REQUEST: From the listing below, extract every line containing "locking".

AVAILABLE RECORDS:
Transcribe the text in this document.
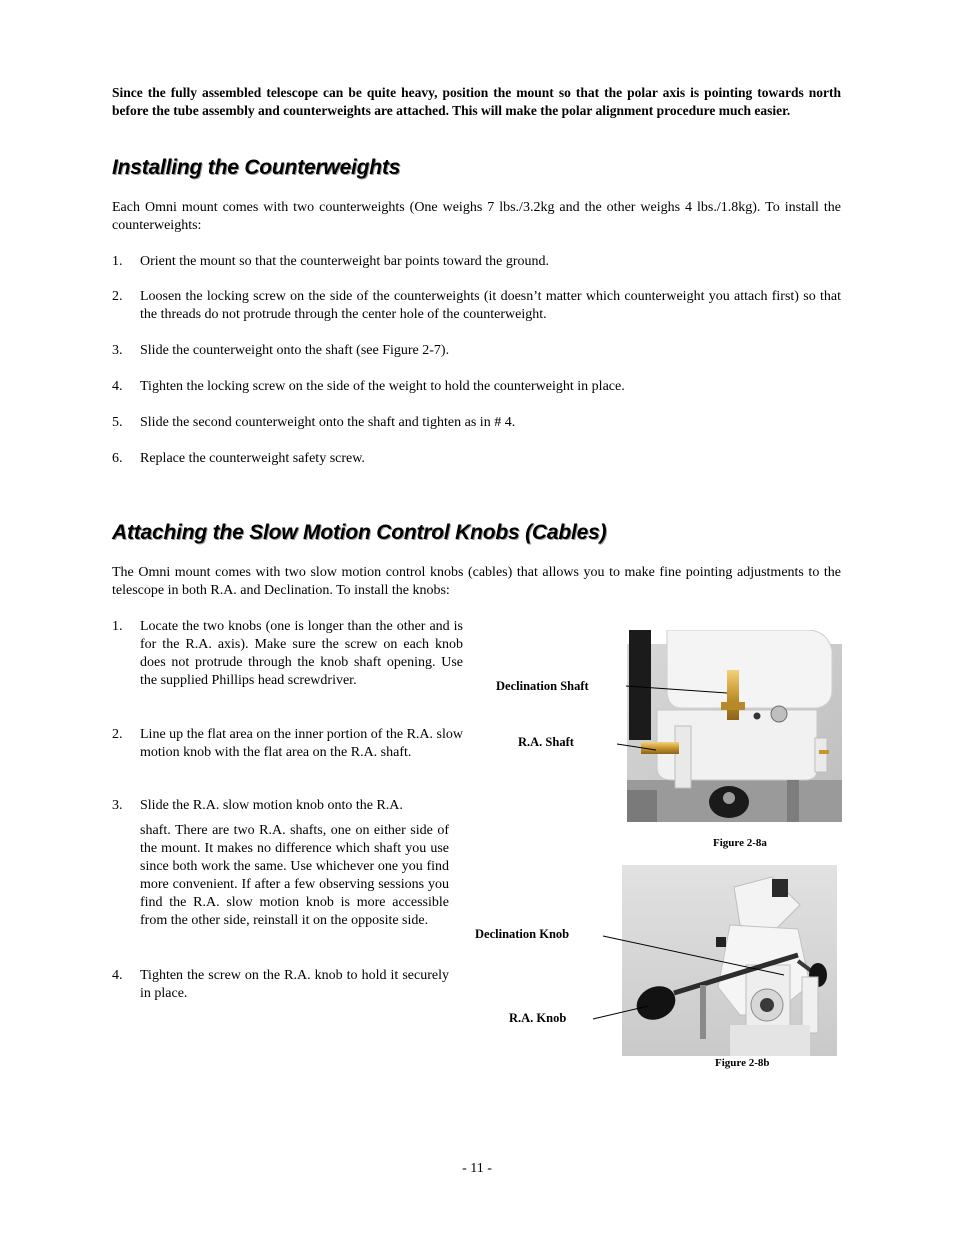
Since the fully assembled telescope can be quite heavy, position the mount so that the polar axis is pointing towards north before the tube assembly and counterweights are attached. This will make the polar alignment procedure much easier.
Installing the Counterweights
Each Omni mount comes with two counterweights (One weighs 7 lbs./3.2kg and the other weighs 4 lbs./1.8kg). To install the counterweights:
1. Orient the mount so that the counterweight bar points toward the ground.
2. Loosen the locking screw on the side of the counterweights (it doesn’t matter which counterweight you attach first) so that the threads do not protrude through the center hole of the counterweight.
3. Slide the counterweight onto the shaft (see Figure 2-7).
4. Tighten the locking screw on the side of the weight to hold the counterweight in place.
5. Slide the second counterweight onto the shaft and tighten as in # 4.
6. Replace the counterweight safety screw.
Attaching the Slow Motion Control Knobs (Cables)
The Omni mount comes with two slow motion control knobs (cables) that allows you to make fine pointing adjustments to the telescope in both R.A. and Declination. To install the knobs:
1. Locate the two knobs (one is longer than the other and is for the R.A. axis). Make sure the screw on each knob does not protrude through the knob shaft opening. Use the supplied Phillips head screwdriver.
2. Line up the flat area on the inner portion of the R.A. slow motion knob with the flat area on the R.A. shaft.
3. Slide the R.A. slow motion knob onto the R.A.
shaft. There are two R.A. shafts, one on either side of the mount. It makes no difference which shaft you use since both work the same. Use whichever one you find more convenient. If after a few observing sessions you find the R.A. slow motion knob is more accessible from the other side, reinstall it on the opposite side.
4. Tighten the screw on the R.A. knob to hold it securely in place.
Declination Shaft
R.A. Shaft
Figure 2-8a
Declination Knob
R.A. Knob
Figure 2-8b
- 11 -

* * *

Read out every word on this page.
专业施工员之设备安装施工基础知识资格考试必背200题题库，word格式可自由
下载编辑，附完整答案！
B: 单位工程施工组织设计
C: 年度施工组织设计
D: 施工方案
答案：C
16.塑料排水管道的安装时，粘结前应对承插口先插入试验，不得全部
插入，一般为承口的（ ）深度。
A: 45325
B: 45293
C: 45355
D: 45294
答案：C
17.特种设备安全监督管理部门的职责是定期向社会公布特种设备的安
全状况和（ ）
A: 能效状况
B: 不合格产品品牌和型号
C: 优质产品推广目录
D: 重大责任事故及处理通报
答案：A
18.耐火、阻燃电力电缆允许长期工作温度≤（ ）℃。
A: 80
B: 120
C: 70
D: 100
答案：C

--

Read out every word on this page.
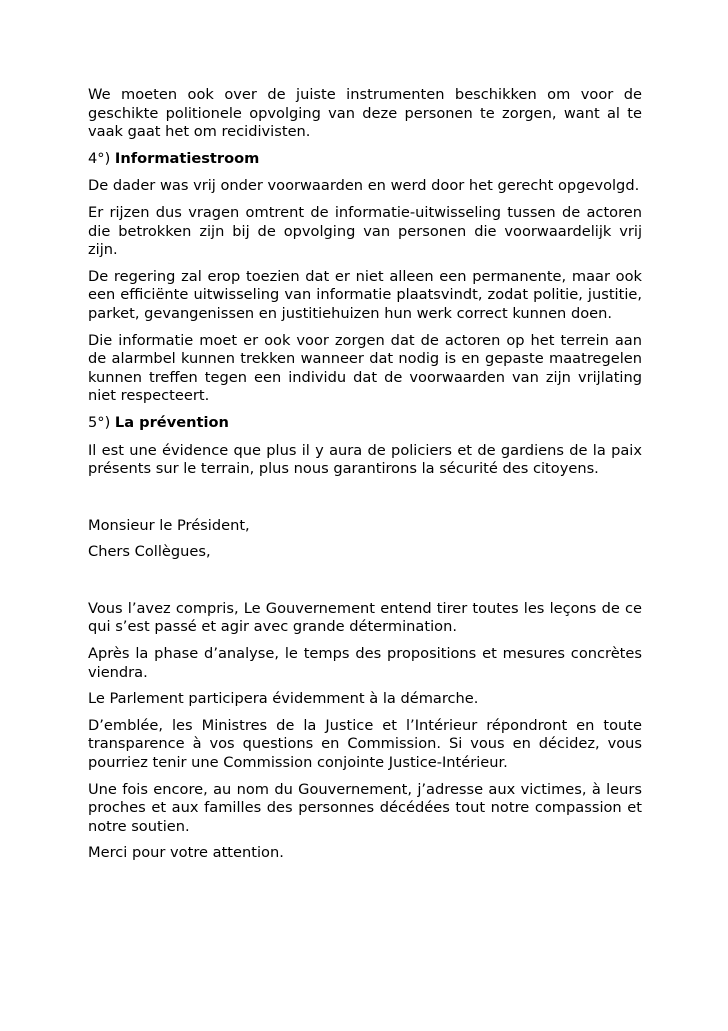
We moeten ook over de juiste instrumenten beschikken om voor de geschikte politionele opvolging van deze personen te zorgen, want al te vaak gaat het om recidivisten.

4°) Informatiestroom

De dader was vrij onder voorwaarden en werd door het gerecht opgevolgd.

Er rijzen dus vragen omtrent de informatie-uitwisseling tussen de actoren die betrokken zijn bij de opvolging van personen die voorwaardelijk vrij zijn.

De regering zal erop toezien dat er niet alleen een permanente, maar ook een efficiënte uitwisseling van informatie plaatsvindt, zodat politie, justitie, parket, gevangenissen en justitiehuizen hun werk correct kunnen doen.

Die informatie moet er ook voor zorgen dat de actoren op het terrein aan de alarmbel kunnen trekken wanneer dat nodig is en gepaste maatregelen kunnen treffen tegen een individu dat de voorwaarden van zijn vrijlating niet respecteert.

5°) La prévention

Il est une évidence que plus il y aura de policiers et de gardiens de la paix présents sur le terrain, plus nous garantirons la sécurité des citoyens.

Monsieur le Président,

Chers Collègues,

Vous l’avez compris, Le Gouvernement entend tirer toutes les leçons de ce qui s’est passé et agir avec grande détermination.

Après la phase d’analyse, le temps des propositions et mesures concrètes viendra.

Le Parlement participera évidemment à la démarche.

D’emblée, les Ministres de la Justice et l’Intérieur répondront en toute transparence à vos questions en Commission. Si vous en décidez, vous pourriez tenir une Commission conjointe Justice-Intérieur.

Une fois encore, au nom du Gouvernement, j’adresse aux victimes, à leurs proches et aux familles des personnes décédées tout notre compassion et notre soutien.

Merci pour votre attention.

CORRECT ANSWER:
2. Loosen the locking screw on the side of the counterweights (it doesn’t matter which counterweight you attach first) so that the threads do not protrude through the center hole of the counterweight.
4. Tighten the locking screw on the side of the weight to hold the counterweight in place.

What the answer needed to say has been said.